Data records:
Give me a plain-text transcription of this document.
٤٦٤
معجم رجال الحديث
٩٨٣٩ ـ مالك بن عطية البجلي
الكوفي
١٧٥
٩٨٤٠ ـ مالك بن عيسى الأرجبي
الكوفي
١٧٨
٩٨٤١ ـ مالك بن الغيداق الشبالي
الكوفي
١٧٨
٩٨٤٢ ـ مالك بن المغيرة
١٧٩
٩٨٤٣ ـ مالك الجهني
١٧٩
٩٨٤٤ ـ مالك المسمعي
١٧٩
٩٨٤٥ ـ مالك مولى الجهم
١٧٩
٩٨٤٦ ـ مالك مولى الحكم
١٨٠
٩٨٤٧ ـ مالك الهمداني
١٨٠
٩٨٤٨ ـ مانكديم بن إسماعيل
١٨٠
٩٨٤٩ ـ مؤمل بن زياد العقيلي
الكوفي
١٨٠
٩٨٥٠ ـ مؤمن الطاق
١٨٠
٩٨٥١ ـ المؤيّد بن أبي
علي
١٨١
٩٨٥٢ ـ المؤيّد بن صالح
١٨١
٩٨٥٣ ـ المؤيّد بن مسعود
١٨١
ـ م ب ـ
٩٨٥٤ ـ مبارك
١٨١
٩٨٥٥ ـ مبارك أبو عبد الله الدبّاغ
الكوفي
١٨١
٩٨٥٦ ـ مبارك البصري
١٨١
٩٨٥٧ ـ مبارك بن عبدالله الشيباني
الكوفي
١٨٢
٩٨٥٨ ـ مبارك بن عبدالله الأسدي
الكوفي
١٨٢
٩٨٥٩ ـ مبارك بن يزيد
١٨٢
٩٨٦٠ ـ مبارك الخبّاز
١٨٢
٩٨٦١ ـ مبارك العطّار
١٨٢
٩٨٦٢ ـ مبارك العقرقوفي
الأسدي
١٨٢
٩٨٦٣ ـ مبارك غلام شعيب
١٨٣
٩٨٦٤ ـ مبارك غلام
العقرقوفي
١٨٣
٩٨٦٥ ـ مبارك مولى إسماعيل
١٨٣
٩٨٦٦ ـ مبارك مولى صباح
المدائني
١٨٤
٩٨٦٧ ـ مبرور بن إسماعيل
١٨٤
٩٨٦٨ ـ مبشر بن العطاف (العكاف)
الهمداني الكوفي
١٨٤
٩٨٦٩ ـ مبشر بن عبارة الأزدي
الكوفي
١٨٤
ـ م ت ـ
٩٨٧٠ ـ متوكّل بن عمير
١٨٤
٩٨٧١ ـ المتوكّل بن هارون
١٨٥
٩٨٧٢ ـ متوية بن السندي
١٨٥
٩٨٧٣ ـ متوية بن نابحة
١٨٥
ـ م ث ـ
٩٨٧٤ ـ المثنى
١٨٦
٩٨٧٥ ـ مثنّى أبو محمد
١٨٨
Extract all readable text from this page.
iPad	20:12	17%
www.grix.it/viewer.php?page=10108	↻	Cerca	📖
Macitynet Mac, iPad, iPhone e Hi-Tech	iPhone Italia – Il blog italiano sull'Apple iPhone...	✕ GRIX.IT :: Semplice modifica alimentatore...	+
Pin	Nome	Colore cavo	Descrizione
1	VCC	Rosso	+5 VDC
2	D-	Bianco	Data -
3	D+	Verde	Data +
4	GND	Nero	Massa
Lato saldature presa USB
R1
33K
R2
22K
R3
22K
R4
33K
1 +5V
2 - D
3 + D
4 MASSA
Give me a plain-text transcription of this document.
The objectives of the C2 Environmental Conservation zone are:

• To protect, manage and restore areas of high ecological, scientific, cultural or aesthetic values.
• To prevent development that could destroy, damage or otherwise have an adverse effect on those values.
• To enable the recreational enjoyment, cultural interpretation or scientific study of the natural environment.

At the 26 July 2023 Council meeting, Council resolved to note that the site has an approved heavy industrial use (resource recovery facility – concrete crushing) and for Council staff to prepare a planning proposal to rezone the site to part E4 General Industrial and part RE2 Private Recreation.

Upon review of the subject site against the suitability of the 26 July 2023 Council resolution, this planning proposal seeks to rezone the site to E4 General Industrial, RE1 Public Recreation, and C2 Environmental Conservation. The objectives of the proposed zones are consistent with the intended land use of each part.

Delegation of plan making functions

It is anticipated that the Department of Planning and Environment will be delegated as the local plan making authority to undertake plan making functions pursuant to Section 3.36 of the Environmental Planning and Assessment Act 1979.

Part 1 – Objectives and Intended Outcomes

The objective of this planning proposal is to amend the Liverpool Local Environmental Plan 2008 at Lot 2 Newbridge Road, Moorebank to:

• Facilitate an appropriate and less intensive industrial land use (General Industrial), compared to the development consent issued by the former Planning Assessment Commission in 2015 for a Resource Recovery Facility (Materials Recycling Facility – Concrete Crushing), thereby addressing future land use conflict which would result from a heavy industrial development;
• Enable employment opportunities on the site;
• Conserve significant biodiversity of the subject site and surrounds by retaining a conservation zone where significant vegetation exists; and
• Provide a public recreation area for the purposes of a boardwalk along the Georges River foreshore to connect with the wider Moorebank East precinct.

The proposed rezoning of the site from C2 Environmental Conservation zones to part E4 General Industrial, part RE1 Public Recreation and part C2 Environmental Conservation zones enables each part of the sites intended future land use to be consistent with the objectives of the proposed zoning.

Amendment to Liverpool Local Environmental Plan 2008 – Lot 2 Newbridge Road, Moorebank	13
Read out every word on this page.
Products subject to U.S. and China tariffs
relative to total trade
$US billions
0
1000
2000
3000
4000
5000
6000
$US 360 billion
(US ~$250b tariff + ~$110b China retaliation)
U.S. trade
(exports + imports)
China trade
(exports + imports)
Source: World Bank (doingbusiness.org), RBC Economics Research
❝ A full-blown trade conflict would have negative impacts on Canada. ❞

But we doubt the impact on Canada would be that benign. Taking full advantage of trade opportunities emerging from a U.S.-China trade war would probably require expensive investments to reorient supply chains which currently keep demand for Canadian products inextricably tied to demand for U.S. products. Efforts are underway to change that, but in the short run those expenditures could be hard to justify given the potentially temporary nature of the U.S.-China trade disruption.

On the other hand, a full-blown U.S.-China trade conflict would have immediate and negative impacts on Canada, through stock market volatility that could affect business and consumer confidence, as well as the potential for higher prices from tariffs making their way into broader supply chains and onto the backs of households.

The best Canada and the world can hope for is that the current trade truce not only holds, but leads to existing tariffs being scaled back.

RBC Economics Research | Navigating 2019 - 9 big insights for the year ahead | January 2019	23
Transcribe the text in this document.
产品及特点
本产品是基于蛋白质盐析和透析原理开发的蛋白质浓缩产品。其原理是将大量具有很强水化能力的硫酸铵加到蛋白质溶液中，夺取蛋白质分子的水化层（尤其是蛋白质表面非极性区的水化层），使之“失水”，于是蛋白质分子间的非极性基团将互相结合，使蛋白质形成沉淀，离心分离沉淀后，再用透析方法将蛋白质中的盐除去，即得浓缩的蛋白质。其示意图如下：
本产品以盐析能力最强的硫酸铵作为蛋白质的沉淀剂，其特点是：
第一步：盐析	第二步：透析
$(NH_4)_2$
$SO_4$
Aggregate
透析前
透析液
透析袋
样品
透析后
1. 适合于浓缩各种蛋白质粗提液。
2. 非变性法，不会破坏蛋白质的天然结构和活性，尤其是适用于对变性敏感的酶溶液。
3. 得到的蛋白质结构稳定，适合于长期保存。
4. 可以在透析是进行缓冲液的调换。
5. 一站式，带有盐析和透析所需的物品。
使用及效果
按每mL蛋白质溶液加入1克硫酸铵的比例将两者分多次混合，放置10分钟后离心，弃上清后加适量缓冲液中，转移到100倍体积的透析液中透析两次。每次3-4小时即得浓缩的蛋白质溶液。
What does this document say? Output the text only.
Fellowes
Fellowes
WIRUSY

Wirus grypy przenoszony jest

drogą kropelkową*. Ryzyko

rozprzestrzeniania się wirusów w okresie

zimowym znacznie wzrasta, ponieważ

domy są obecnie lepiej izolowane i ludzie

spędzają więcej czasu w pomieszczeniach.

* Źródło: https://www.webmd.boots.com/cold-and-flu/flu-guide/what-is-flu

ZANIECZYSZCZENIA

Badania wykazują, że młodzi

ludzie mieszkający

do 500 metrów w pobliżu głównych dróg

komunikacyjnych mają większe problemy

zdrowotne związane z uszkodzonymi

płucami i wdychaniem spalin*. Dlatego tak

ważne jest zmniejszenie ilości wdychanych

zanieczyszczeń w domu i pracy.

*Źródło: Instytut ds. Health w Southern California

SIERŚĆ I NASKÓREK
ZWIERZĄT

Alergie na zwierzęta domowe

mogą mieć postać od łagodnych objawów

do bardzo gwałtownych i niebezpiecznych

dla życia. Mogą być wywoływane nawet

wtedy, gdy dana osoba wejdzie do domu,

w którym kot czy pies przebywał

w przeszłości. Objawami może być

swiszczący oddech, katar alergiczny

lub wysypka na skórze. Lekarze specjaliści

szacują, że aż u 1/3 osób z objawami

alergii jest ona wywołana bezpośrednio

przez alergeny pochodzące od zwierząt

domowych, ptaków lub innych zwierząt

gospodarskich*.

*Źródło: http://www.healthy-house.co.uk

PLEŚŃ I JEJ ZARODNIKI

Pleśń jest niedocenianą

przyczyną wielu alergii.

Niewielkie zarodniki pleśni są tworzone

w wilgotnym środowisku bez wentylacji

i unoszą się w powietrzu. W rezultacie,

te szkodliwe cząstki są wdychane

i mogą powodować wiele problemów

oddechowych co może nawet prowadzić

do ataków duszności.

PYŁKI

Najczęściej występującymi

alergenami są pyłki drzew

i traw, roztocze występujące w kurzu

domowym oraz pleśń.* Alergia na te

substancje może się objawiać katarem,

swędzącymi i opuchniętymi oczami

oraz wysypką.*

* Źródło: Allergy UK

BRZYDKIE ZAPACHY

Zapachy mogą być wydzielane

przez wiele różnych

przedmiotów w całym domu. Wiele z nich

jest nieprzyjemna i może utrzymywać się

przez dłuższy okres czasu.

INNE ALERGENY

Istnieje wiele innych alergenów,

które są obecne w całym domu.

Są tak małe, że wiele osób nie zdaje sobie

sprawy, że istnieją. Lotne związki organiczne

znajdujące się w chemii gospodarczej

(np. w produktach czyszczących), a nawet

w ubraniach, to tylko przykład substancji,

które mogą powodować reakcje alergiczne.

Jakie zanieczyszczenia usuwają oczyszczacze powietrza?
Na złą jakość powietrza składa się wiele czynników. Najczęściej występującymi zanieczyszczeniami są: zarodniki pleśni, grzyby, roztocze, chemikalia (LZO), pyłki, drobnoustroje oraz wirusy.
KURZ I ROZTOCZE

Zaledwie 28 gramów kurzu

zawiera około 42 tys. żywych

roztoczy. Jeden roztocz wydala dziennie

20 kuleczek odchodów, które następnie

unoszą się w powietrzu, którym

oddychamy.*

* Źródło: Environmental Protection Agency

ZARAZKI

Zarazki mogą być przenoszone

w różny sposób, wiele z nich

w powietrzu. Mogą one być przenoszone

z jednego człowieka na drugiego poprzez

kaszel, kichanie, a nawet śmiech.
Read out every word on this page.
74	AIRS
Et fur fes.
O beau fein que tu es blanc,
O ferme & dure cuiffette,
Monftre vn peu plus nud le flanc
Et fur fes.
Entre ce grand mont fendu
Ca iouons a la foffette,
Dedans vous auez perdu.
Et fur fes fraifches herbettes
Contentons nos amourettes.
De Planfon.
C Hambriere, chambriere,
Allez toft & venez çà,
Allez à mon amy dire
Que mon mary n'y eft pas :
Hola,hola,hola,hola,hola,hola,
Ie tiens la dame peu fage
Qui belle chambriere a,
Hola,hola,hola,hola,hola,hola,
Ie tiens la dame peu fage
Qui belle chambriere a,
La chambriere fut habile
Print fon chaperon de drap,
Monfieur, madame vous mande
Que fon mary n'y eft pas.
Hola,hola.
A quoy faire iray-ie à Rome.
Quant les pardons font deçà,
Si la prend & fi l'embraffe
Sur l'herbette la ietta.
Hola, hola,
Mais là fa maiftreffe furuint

Instructions for the task> From the listing above, pick out every line containing "cultural".

In response>
• To protect, manage and restore areas of high ecological, scientific, cultural or aesthetic values.
• To enable the recreational enjoyment, cultural interpretation or scientific study of the natural environment.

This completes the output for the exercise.